--- Records for the exercise ---
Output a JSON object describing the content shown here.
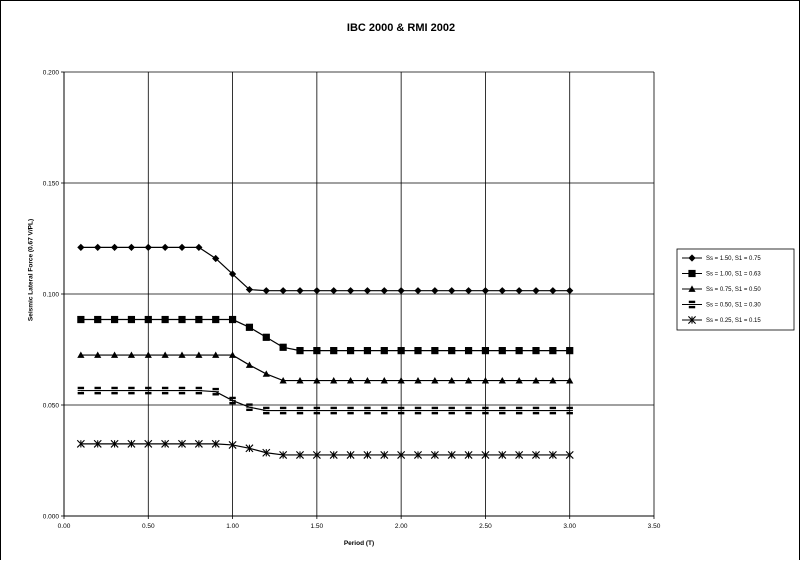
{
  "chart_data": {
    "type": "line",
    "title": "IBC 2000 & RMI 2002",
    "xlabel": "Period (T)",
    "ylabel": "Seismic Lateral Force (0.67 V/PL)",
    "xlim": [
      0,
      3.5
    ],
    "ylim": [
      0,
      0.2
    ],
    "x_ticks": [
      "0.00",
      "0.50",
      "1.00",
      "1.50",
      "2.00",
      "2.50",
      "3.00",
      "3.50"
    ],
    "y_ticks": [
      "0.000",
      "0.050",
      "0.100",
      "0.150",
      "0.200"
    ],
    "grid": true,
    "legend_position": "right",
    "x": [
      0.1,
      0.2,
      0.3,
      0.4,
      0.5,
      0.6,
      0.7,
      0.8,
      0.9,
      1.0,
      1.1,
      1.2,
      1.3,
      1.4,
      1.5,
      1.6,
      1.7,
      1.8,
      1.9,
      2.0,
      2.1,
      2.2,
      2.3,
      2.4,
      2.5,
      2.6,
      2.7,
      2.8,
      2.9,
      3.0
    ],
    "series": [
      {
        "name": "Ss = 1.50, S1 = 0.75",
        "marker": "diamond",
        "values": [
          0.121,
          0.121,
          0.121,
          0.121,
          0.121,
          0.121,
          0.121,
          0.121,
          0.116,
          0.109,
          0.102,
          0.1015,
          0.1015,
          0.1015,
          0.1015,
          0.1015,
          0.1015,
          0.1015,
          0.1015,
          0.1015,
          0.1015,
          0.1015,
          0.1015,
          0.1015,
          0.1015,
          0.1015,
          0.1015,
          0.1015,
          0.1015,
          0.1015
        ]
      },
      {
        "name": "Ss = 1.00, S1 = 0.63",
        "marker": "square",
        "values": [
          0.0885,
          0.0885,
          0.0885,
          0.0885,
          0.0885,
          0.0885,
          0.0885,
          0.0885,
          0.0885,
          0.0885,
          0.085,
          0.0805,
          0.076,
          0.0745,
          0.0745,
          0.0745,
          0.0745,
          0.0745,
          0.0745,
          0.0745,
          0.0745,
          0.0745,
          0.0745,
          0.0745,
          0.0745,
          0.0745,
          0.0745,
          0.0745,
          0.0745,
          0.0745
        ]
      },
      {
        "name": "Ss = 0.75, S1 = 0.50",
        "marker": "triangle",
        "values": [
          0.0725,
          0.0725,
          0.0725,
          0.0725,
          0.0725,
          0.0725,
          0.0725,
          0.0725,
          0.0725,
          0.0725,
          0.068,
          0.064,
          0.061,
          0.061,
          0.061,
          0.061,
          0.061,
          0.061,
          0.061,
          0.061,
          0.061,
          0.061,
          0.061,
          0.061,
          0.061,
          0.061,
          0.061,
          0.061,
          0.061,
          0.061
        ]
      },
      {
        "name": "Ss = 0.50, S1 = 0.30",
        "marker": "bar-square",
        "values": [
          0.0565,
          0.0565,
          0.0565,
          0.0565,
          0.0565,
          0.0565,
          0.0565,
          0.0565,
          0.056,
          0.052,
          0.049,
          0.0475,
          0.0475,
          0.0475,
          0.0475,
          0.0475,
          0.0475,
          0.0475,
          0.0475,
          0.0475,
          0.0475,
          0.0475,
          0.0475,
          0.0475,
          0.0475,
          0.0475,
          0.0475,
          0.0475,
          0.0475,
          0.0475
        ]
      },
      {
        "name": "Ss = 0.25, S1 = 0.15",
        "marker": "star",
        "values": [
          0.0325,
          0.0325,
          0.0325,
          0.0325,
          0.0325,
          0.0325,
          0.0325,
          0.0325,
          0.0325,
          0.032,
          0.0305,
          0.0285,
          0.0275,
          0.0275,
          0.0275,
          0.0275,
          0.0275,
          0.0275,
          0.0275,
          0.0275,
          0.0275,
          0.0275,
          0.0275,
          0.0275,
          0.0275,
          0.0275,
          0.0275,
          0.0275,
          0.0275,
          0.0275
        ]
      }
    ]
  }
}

--

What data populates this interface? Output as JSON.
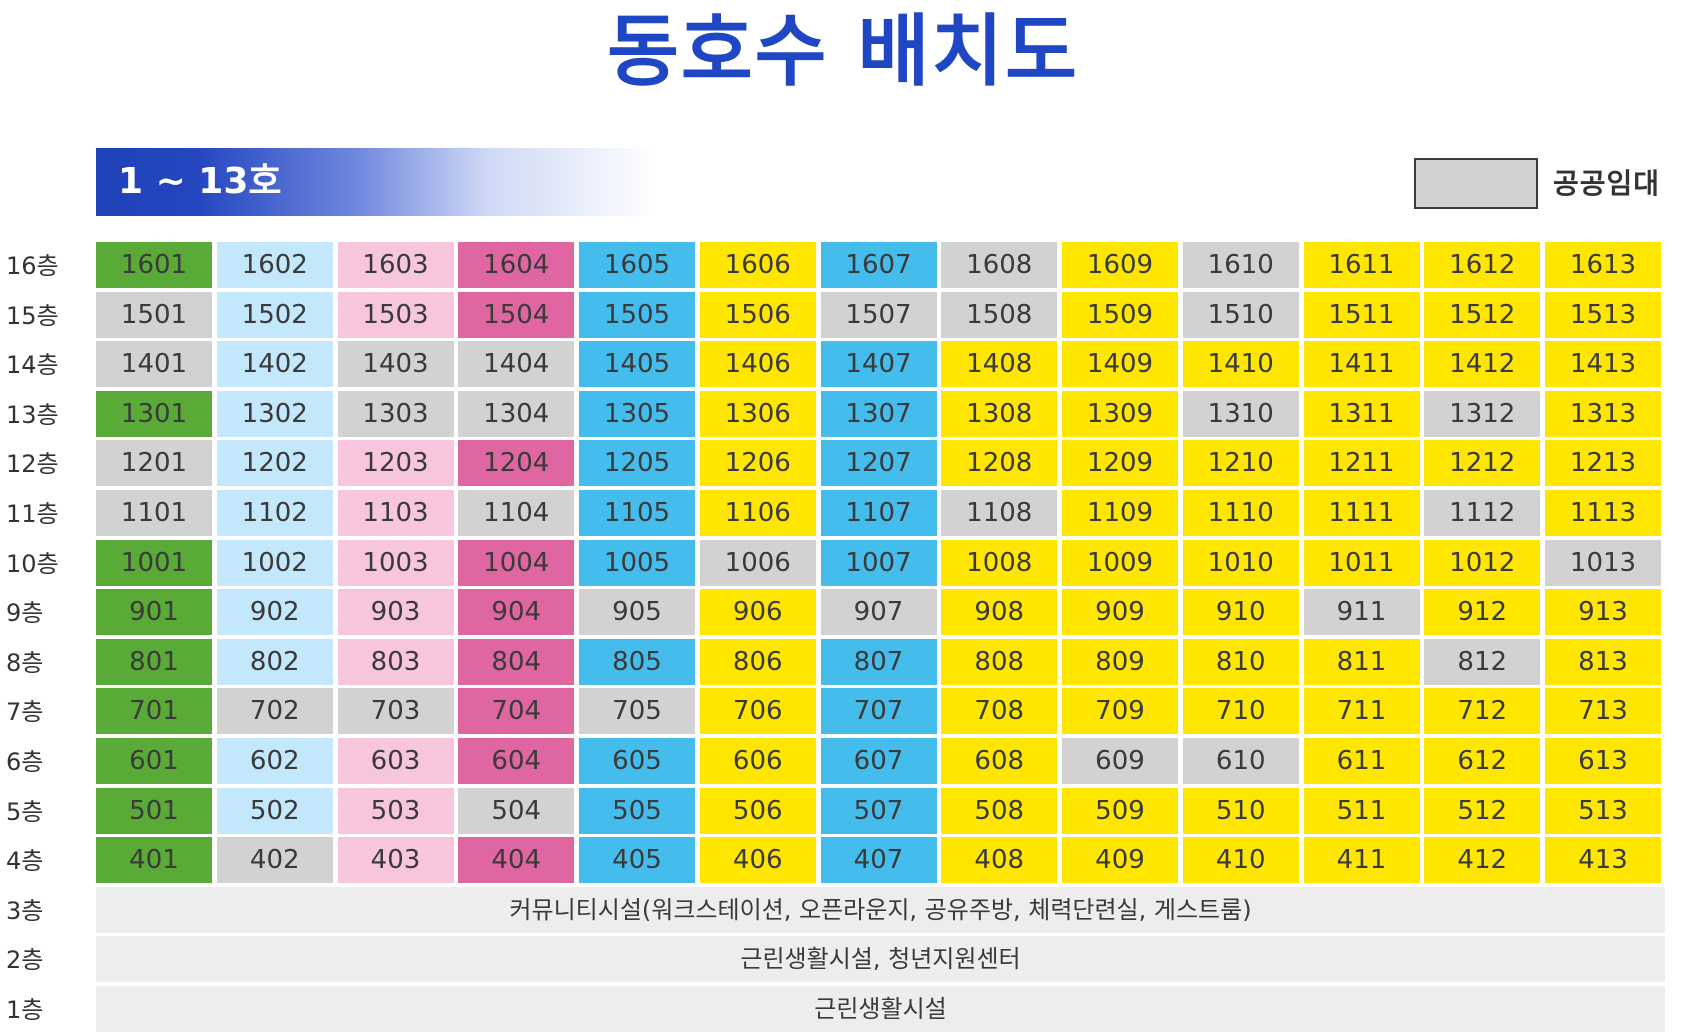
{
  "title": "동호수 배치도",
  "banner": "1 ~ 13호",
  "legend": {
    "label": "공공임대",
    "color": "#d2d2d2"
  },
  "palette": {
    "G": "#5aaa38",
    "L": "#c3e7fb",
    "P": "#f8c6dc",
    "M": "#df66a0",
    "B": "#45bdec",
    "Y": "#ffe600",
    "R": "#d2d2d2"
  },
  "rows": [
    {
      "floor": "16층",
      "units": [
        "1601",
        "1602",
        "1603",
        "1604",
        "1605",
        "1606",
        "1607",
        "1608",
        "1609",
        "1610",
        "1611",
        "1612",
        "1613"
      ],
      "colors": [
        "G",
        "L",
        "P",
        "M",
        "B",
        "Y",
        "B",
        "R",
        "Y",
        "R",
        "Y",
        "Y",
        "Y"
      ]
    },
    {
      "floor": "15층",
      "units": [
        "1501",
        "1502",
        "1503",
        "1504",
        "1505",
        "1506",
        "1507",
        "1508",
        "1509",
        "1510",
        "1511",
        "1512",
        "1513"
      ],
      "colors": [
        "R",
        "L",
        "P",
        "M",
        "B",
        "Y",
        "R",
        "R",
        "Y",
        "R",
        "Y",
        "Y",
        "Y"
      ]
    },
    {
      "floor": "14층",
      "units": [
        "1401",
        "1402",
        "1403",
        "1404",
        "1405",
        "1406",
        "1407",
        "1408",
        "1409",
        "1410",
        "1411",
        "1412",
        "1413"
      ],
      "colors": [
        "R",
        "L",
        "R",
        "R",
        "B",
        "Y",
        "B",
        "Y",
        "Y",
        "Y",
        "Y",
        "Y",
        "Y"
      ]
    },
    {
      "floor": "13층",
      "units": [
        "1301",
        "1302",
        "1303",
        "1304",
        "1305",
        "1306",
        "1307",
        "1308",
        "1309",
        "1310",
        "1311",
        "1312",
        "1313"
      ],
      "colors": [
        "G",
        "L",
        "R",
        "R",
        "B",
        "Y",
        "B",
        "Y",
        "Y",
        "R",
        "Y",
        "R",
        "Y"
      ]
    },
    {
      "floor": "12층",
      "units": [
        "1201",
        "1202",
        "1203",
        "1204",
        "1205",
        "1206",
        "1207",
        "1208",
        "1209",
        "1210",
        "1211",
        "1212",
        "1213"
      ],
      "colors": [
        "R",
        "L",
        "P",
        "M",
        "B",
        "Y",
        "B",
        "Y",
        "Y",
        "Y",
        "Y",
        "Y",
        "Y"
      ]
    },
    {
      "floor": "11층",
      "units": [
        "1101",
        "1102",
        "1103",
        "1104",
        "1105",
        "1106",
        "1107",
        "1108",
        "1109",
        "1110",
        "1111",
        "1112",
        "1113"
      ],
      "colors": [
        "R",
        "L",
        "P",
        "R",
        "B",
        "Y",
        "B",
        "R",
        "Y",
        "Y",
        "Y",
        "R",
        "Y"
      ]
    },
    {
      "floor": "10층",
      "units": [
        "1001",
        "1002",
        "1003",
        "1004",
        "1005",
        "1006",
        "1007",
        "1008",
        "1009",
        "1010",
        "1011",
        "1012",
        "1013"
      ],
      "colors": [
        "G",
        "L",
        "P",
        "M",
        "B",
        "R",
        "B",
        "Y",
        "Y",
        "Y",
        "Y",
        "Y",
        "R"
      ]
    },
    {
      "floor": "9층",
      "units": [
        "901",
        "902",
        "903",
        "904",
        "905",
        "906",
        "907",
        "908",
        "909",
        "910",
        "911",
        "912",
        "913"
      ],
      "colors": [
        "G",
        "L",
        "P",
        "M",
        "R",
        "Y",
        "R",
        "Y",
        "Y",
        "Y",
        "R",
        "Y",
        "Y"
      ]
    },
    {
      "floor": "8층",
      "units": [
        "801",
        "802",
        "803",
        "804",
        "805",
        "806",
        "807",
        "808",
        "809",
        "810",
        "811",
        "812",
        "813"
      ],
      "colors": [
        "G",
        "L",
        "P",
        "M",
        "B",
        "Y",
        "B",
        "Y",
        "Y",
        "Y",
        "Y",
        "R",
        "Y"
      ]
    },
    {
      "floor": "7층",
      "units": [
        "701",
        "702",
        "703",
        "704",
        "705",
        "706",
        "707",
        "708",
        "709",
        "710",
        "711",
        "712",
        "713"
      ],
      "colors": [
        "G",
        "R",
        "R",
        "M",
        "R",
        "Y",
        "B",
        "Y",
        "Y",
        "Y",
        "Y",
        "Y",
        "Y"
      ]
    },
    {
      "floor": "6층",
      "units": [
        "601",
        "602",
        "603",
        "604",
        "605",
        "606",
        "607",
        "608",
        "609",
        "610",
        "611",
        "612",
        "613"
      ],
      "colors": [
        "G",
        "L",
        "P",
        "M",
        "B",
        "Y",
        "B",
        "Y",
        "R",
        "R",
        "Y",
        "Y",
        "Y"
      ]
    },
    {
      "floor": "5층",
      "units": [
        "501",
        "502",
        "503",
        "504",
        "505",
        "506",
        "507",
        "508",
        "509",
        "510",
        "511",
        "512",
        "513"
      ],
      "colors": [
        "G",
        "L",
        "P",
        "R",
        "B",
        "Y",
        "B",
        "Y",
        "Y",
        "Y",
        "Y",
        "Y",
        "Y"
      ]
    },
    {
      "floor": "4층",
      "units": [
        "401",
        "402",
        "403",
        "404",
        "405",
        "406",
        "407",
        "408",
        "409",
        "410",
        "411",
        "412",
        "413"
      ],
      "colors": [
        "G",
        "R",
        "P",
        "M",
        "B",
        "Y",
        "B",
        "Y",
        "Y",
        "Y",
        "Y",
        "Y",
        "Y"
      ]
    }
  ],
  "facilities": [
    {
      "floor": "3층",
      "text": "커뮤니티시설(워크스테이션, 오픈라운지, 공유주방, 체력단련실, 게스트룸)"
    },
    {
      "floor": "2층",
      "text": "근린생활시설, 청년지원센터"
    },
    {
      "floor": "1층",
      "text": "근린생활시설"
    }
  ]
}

--- What is expected ---
Select and copy every line of the material that holds the string "text".

--- In response ---
      "text": "커뮤니티시설(워크스테이션, 오픈라운지, 공유주방, 체력단련실, 게스트룸)"
      "text": "근린생활시설, 청년지원센터"
      "text": "근린생활시설"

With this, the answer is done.